» Aim of the exercise
What follows is a set of entries. Give them again exactly, without the pictures.

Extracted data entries
———

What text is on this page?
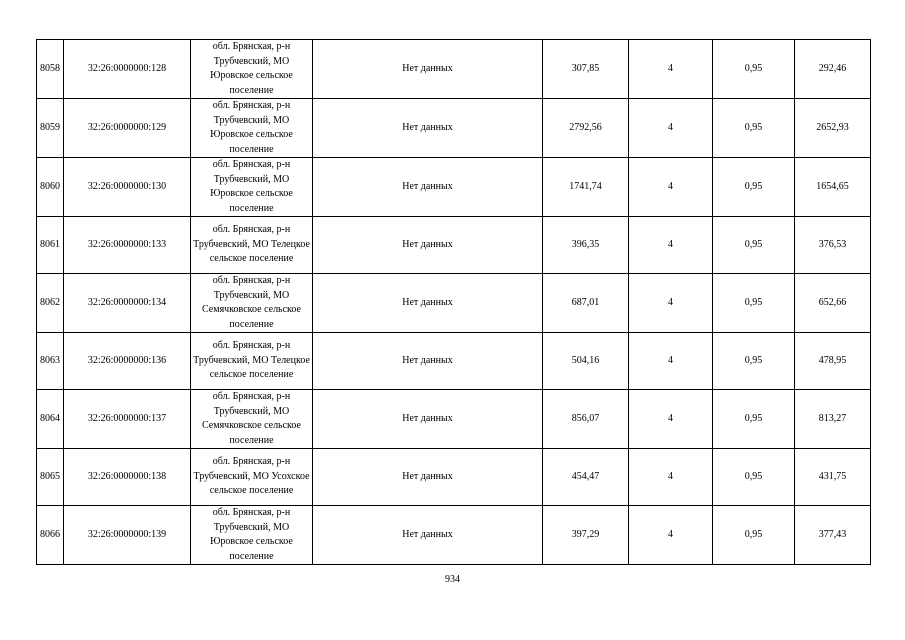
8058	32:26:0000000:128	обл. Брянская, р-н Трубчевский, МО Юровское сельское поселение	Нет данных	307,85	4	0,95	292,46
8059	32:26:0000000:129	обл. Брянская, р-н Трубчевский, МО Юровское сельское поселение	Нет данных	2792,56	4	0,95	2652,93
8060	32:26:0000000:130	обл. Брянская, р-н Трубчевский, МО Юровское сельское поселение	Нет данных	1741,74	4	0,95	1654,65
8061	32:26:0000000:133	обл. Брянская, р-н Трубчевский, МО Телецкое сельское поселение	Нет данных	396,35	4	0,95	376,53
8062	32:26:0000000:134	обл. Брянская, р-н Трубчевский, МО Семячковское сельское поселение	Нет данных	687,01	4	0,95	652,66
8063	32:26:0000000:136	обл. Брянская, р-н Трубчевский, МО Телецкое сельское поселение	Нет данных	504,16	4	0,95	478,95
8064	32:26:0000000:137	обл. Брянская, р-н Трубчевский, МО Семячковское сельское поселение	Нет данных	856,07	4	0,95	813,27
8065	32:26:0000000:138	обл. Брянская, р-н Трубчевский, МО Усохское сельское поселение	Нет данных	454,47	4	0,95	431,75
8066	32:26:0000000:139	обл. Брянская, р-н Трубчевский, МО Юровское сельское поселение	Нет данных	397,29	4	0,95	377,43
934
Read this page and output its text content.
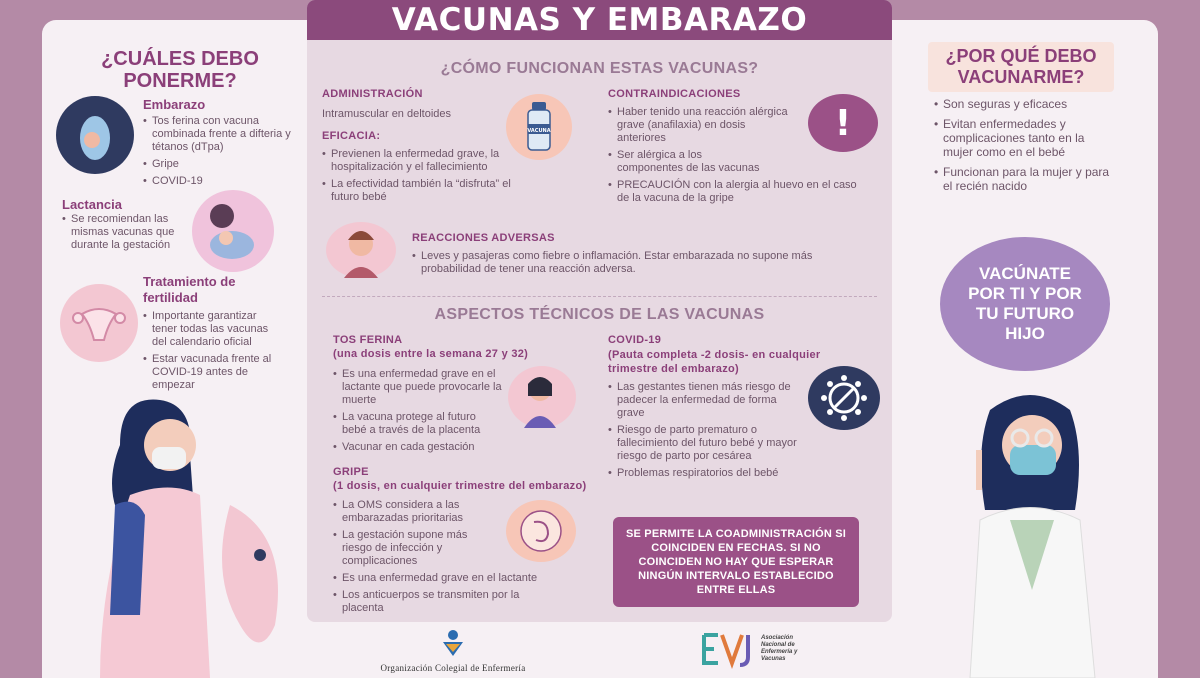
¿CUÁLES DEBO PONERME?
Embarazo
• Tos ferina con vacuna combinada frente a difteria y tétanos (dTpa)
• Gripe
• COVID-19
Lactancia
• Se recomiendan las mismas vacunas que durante la gestación
Tratamiento de fertilidad
• Importante garantizar tener todas las vacunas del calendario oficial
• Estar vacunada frente al COVID-19 antes de empezar
VACUNAS Y EMBARAZO
¿CÓMO FUNCIONAN ESTAS VACUNAS?
ADMINISTRACIÓN
Intramuscular en deltoides
EFICACIA:
• Previenen la enfermedad grave, la hospitalización y el fallecimiento
• La efectividad también la “disfruta” el futuro bebé
VACUNA
CONTRAINDICACIONES
• Haber tenido una reacción alérgica grave (anafilaxia) en dosis anteriores
• Ser alérgica a los componentes de las vacunas
• PRECAUCIÓN con la alergia al huevo en el caso de la vacuna de la gripe
!
REACCIONES ADVERSAS
• Leves y pasajeras como fiebre o inflamación. Estar embarazada no supone más probabilidad de tener una reacción adversa.
ASPECTOS TÉCNICOS DE LAS VACUNAS
TOS FERINA
(una dosis entre la semana 27 y 32)
• Es una enfermedad grave en el lactante que puede provocarle la muerte
• La vacuna protege al futuro bebé a través de la placenta
• Vacunar en cada gestación
GRIPE
(1 dosis, en cualquier trimestre del embarazo)
• La OMS considera a las embarazadas prioritarias
• La gestación supone más riesgo de infección y complicaciones
• Es una enfermedad grave en el lactante
• Los anticuerpos se transmiten por la placenta
COVID-19
(Pauta completa -2 dosis- en cualquier trimestre del embarazo)
• Las gestantes tienen más riesgo de padecer la enfermedad de forma grave
• Riesgo de parto prematuro o fallecimiento del futuro bebé y mayor riesgo de parto por cesárea
• Problemas respiratorios del bebé
SE PERMITE LA COADMINISTRACIÓN SI COINCIDEN EN FECHAS. SI NO COINCIDEN NO HAY QUE ESPERAR NINGÚN INTERVALO ESTABLECIDO ENTRE ELLAS
Organización Colegial de Enfermería
Asociación
Nacional de
Enfermería y
Vacunas
¿POR QUÉ DEBO VACUNARME?
• Son seguras y eficaces
• Evitan enfermedades y complicaciones tanto en la mujer como en el bebé
• Funcionan para la mujer y para el recién nacido
VACÚNATE POR TI Y POR TU FUTURO HIJO
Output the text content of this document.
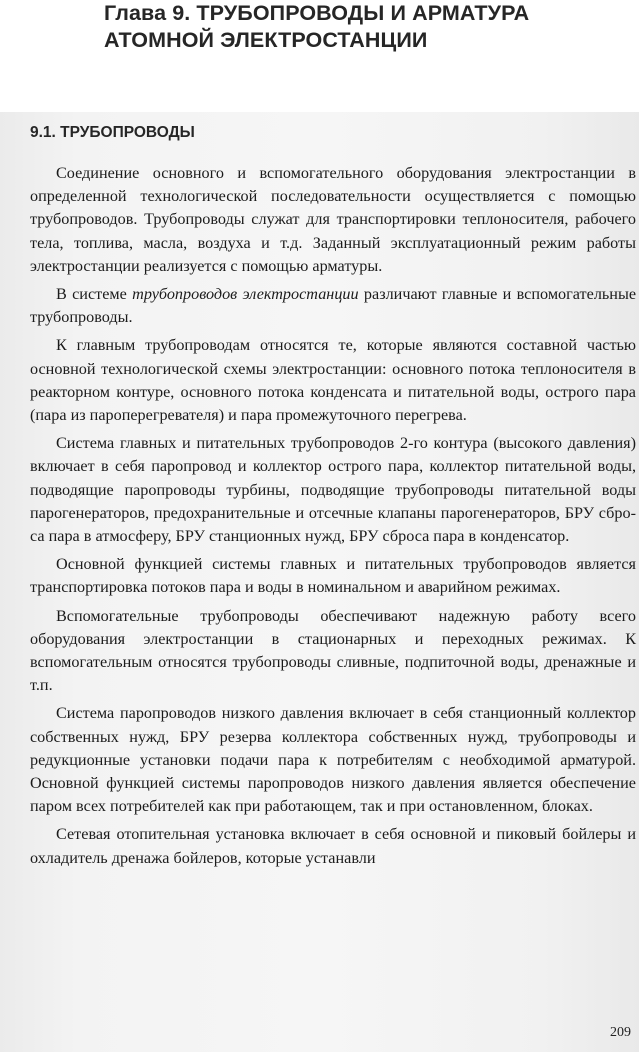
Глава 9. ТРУБОПРОВОДЫ И АРМАТУРА
АТОМНОЙ ЭЛЕКТРОСТАНЦИИ
9.1. ТРУБОПРОВОДЫ

Соединение основного и вспомогательного оборудования электростанции в определенной технологической последовательности осуществляется с помощью трубопроводов. Трубопроводы служат для транспортировки теплоносителя, рабочего тела, топлива, масла, воздуха и т.д. Заданный эксплуатационный режим работы электростанции реализуется с помощью арматуры.

В системе трубопроводов электростанции различают главные и вспомогательные трубопроводы.

К главным трубопроводам относятся те, которые являются составной частью основной технологической схемы электростанции: основного потока теплоносителя в реакторном контуре, основного потока конденсата и питательной воды, острого пара (пара из пароперегревателя) и пара промежуточного перегрева.

Система главных и питательных трубопроводов 2-го контура (высокого давления) включает в себя паропровод и коллектор острого пара, коллектор питательной воды, подводящие паропроводы турбины, подводящие трубопроводы питательной воды парогенераторов, предохранительные и отсечные клапаны парогенераторов, БРУ сброса пара в атмосферу, БРУ станционных нужд, БРУ сброса пара в конденсатор.

Основной функцией системы главных и питательных трубопроводов является транспортировка потоков пара и воды в номинальном и аварийном режимах.

Вспомогательные трубопроводы обеспечивают надежную работу всего оборудования электростанции в стационарных и переходных режимах. К вспомогательным относятся трубопроводы сливные, подпиточной воды, дренажные и т.п.

Система паропроводов низкого давления включает в себя станционный коллектор собственных нужд, БРУ резерва коллектора собственных нужд, трубопроводы и редукционные установки подачи пара к потребителям с необходимой арматурой. Основной функцией системы паропроводов низкого давления является обеспечение паром всех потребителей как при работающем, так и при остановленном, блоках.

Сетевая отопительная установка включает в себя основной и пиковый бойлеры и охладитель дренажа бойлеров, которые устанавли

209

———

» Answer for the task
What text is on this page?
8058	32:26:0000000:128	обл. Брянская, р-н Трубчевский, МО Юровское сельское поселение	Нет данных	307,85	4	0,95	292,46
8059	32:26:0000000:129	обл. Брянская, р-н Трубчевский, МО Юровское сельское поселение	Нет данных	2792,56	4	0,95	2652,93
8060	32:26:0000000:130	обл. Брянская, р-н Трубчевский, МО Юровское сельское поселение	Нет данных	1741,74	4	0,95	1654,65
8061	32:26:0000000:133	обл. Брянская, р-н Трубчевский, МО Телецкое сельское поселение	Нет данных	396,35	4	0,95	376,53
8062	32:26:0000000:134	обл. Брянская, р-н Трубчевский, МО Семячковское сельское поселение	Нет данных	687,01	4	0,95	652,66
8063	32:26:0000000:136	обл. Брянская, р-н Трубчевский, МО Телецкое сельское поселение	Нет данных	504,16	4	0,95	478,95
8064	32:26:0000000:137	обл. Брянская, р-н Трубчевский, МО Семячковское сельское поселение	Нет данных	856,07	4	0,95	813,27
8065	32:26:0000000:138	обл. Брянская, р-н Трубчевский, МО Усохское сельское поселение	Нет данных	454,47	4	0,95	431,75
8066	32:26:0000000:139	обл. Брянская, р-н Трубчевский, МО Юровское сельское поселение	Нет данных	397,29	4	0,95	377,43
934
Read this page and output its text content.
¿CUÁLES DEBO PONERME?
Embarazo
• Tos ferina con vacuna combinada frente a difteria y tétanos (dTpa)
• Gripe
• COVID-19
Lactancia
• Se recomiendan las mismas vacunas que durante la gestación
Tratamiento de fertilidad
• Importante garantizar tener todas las vacunas del calendario oficial
• Estar vacunada frente al COVID-19 antes de empezar
VACUNAS Y EMBARAZO
¿CÓMO FUNCIONAN ESTAS VACUNAS?
ADMINISTRACIÓN
Intramuscular en deltoides
EFICACIA:
• Previenen la enfermedad grave, la hospitalización y el fallecimiento
• La efectividad también la “disfruta” el futuro bebé
VACUNA
CONTRAINDICACIONES
• Haber tenido una reacción alérgica grave (anafilaxia) en dosis anteriores
• Ser alérgica a los componentes de las vacunas
• PRECAUCIÓN con la alergia al huevo en el caso de la vacuna de la gripe
!
REACCIONES ADVERSAS
• Leves y pasajeras como fiebre o inflamación. Estar embarazada no supone más probabilidad de tener una reacción adversa.
ASPECTOS TÉCNICOS DE LAS VACUNAS
TOS FERINA
(una dosis entre la semana 27 y 32)
• Es una enfermedad grave en el lactante que puede provocarle la muerte
• La vacuna protege al futuro bebé a través de la placenta
• Vacunar en cada gestación
GRIPE
(1 dosis, en cualquier trimestre del embarazo)
• La OMS considera a las embarazadas prioritarias
• La gestación supone más riesgo de infección y complicaciones
• Es una enfermedad grave en el lactante
• Los anticuerpos se transmiten por la placenta
COVID-19
(Pauta completa -2 dosis- en cualquier trimestre del embarazo)
• Las gestantes tienen más riesgo de padecer la enfermedad de forma grave
• Riesgo de parto prematuro o fallecimiento del futuro bebé y mayor riesgo de parto por cesárea
• Problemas respiratorios del bebé
SE PERMITE LA COADMINISTRACIÓN SI COINCIDEN EN FECHAS. SI NO COINCIDEN NO HAY QUE ESPERAR NINGÚN INTERVALO ESTABLECIDO ENTRE ELLAS
Organización Colegial de Enfermería
Asociación
Nacional de
Enfermería y
Vacunas
¿POR QUÉ DEBO VACUNARME?
• Son seguras y eficaces
• Evitan enfermedades y complicaciones tanto en la mujer como en el bebé
• Funcionan para la mujer y para el recién nacido
VACÚNATE POR TI Y POR TU FUTURO HIJO
Output the text content of this document.
Глава 9. ТРУБОПРОВОДЫ И АРМАТУРА
АТОМНОЙ ЭЛЕКТРОСТАНЦИИ
9.1. ТРУБОПРОВОДЫ

Соединение основного и вспомогательного оборудования электростанции в определенной технологической последовательности осуществляется с помощью трубопроводов. Трубопроводы служат для транспортировки теплоносителя, рабочего тела, топлива, масла, воздуха и т.д. Заданный эксплуатационный режим работы электростанции реализуется с помощью арматуры.

В системе трубопроводов электростанции различают главные и вспомогательные трубопроводы.

К главным трубопроводам относятся те, которые являются составной частью основной технологической схемы электростанции: основного потока теплоносителя в реакторном контуре, основного потока конденсата и питательной воды, острого пара (пара из пароперегревателя) и пара промежуточного перегрева.

Система главных и питательных трубопроводов 2-го контура (высокого давления) включает в себя паропровод и коллектор острого пара, коллектор питательной воды, подводящие паропроводы турбины, подводящие трубопроводы питательной воды парогенераторов, предохранительные и отсечные клапаны парогенераторов, БРУ сброса пара в атмосферу, БРУ станционных нужд, БРУ сброса пара в конденсатор.

Основной функцией системы главных и питательных трубопроводов является транспортировка потоков пара и воды в номинальном и аварийном режимах.

Вспомогательные трубопроводы обеспечивают надежную работу всего оборудования электростанции в стационарных и переходных режимах. К вспомогательным относятся трубопроводы сливные, подпиточной воды, дренажные и т.п.

Система паропроводов низкого давления включает в себя станционный коллектор собственных нужд, БРУ резерва коллектора собственных нужд, трубопроводы и редукционные установки подачи пара к потребителям с необходимой арматурой. Основной функцией системы паропроводов низкого давления является обеспечение паром всех потребителей как при работающем, так и при остановленном, блоках.

Сетевая отопительная установка включает в себя основной и пиковый бойлеры и охладитель дренажа бойлеров, которые устанавли

209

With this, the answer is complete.